[begin Provided records]
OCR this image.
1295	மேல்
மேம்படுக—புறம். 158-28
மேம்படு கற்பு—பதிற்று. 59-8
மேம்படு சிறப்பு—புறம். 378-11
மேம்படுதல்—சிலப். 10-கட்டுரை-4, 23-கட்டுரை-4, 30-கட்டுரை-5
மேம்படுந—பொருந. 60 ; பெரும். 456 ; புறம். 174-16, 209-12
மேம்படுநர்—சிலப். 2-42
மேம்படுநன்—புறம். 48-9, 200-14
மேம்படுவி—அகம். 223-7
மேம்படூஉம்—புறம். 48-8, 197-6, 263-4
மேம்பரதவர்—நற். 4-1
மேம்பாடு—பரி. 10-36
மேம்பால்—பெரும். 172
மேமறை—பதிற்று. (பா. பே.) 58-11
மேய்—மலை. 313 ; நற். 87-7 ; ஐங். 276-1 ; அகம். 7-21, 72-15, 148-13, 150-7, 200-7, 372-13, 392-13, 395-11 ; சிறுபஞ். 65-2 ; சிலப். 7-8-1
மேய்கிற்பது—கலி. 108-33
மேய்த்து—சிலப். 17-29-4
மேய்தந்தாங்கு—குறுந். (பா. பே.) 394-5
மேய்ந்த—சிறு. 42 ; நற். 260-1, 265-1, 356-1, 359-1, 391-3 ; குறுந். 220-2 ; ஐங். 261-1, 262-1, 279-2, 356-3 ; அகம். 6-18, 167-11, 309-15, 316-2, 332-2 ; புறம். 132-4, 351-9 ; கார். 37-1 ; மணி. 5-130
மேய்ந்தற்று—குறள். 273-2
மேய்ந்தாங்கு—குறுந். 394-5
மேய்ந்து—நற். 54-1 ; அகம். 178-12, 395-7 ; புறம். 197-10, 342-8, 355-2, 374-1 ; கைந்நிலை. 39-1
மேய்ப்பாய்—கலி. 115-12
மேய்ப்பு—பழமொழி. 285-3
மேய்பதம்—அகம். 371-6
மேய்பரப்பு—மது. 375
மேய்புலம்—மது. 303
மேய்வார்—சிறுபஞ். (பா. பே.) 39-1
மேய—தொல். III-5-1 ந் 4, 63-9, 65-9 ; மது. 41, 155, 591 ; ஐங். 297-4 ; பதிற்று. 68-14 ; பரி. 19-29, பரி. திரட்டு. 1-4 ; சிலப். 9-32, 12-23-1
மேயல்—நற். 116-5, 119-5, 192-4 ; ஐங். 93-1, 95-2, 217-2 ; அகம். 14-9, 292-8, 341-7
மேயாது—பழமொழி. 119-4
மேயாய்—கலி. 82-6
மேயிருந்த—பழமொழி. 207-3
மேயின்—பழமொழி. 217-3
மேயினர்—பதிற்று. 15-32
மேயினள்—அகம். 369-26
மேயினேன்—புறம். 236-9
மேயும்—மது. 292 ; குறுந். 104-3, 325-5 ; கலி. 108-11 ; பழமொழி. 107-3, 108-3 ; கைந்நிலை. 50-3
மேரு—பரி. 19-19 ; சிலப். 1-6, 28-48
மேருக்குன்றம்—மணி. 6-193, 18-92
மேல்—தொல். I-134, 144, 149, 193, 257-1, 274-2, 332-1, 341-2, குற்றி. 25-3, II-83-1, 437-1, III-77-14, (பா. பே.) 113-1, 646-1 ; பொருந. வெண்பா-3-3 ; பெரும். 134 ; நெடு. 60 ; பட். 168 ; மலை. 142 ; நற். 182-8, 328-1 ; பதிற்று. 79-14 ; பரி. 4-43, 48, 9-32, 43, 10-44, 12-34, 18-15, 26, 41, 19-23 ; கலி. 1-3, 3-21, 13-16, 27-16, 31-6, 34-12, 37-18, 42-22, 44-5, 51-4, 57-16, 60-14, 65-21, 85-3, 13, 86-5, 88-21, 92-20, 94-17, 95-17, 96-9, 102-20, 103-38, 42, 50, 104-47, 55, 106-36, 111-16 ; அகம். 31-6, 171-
[end Provided records]
[begin Provided records]
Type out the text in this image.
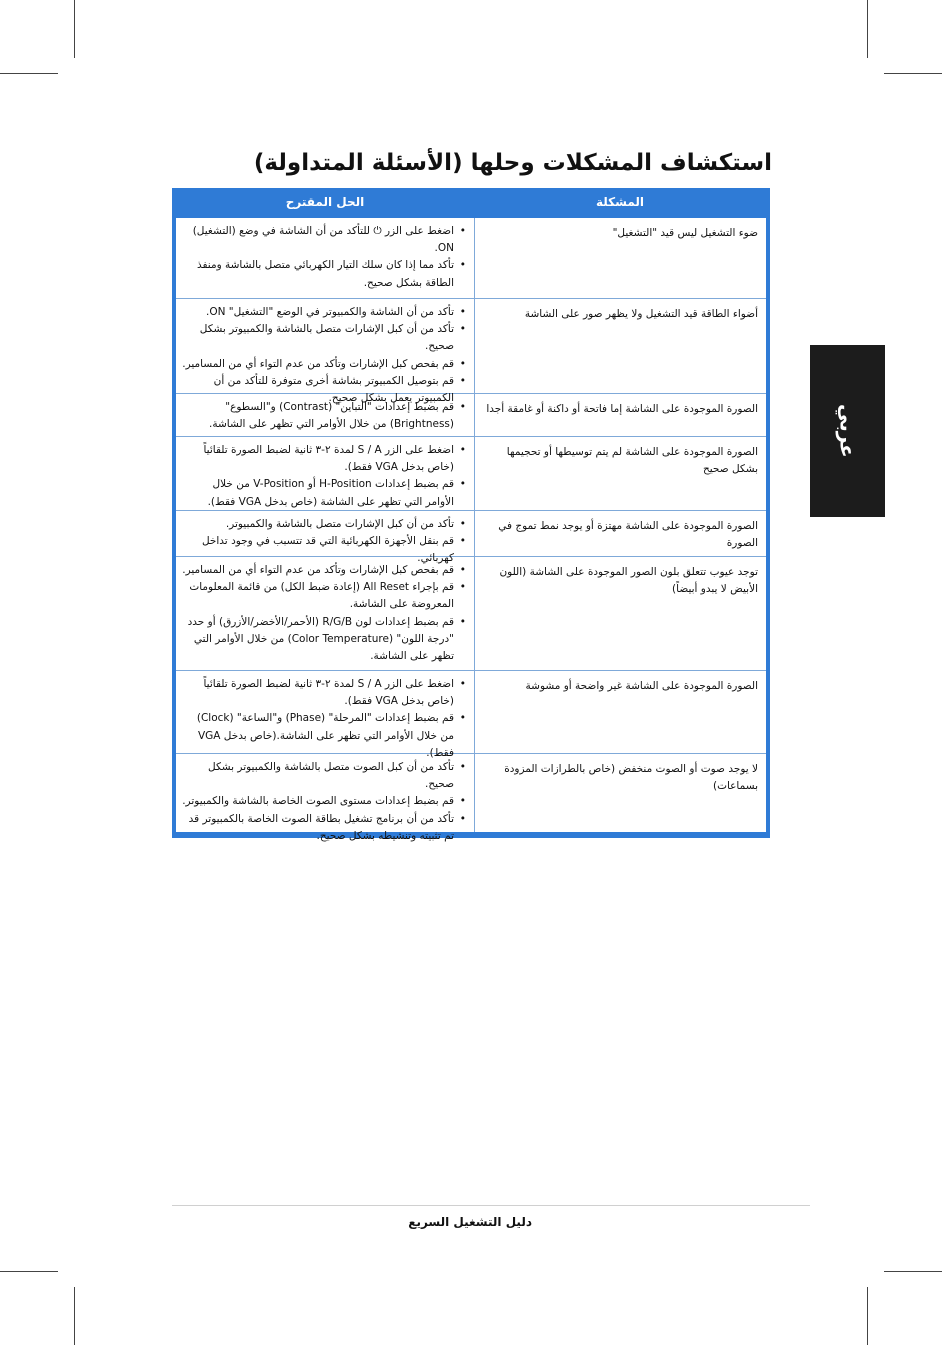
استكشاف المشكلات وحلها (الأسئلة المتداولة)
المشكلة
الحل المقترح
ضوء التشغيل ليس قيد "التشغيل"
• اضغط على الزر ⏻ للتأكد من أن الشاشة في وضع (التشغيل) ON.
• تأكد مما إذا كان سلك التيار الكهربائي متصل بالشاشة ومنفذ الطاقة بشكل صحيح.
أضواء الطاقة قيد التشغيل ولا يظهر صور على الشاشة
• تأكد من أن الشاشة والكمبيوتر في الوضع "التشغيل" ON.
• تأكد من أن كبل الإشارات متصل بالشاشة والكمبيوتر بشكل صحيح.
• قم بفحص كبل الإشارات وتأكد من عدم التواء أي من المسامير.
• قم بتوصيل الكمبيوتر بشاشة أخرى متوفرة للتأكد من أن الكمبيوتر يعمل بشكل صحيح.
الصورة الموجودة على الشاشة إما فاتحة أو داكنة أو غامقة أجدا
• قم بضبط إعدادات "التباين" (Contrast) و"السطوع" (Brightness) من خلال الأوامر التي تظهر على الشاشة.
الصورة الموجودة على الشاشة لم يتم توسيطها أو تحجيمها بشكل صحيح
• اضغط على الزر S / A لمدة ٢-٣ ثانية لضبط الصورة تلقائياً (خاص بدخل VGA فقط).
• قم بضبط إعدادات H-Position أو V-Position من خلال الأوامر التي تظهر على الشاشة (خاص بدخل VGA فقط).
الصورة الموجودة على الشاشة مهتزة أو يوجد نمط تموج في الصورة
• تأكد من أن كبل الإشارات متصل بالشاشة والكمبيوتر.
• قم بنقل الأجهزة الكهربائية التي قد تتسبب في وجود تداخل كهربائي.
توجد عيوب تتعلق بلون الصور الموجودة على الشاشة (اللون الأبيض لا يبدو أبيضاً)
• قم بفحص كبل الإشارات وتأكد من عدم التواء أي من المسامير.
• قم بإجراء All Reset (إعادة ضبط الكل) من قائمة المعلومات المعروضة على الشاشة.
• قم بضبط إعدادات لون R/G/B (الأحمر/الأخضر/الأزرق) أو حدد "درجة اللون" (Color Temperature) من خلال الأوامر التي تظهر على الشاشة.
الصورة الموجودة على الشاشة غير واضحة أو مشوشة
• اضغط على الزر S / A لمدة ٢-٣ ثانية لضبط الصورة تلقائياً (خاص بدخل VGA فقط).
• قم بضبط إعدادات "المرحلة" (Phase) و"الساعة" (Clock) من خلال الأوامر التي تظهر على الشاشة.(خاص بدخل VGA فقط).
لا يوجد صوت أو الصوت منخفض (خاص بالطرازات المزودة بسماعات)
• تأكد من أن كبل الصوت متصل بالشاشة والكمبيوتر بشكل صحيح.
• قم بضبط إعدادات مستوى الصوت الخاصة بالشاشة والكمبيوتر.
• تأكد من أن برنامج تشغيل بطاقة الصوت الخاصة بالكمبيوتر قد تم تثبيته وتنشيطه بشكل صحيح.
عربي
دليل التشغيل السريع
[end Provided records]
[begin Provided records]
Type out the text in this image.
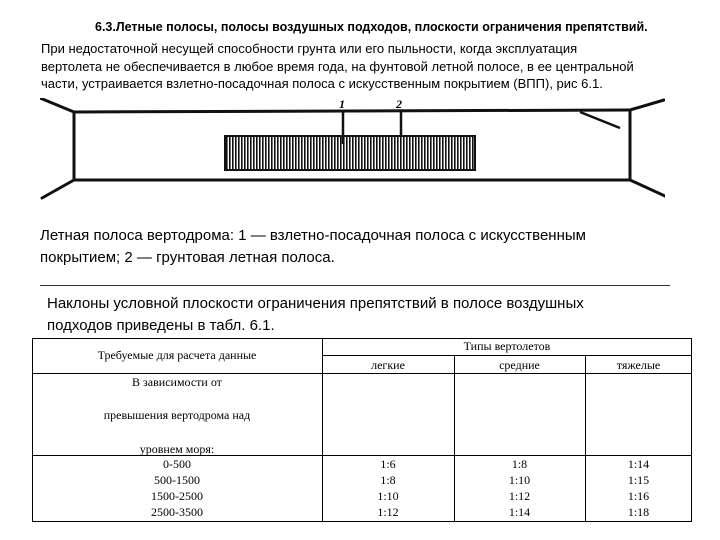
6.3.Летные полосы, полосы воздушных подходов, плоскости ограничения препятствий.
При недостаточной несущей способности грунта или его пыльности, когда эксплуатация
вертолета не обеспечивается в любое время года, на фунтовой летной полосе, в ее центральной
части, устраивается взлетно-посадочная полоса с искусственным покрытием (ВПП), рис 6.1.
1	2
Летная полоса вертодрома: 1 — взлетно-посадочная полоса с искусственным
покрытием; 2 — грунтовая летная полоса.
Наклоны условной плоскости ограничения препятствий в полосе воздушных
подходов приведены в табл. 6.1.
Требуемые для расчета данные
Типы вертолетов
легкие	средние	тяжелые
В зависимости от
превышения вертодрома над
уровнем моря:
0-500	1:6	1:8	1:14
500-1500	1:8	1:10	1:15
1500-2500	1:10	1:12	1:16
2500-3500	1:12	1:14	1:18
[end Provided records]
# What to work on
Return only those lines of the records that contain the string "الخاصة".

# Expected answer
• قم بضبط إعدادات مستوى الصوت الخاصة بالشاشة والكمبيوتر.
• تأكد من أن برنامج تشغيل بطاقة الصوت الخاصة بالكمبيوتر قد تم تثبيته وتنشيطه بشكل صحيح.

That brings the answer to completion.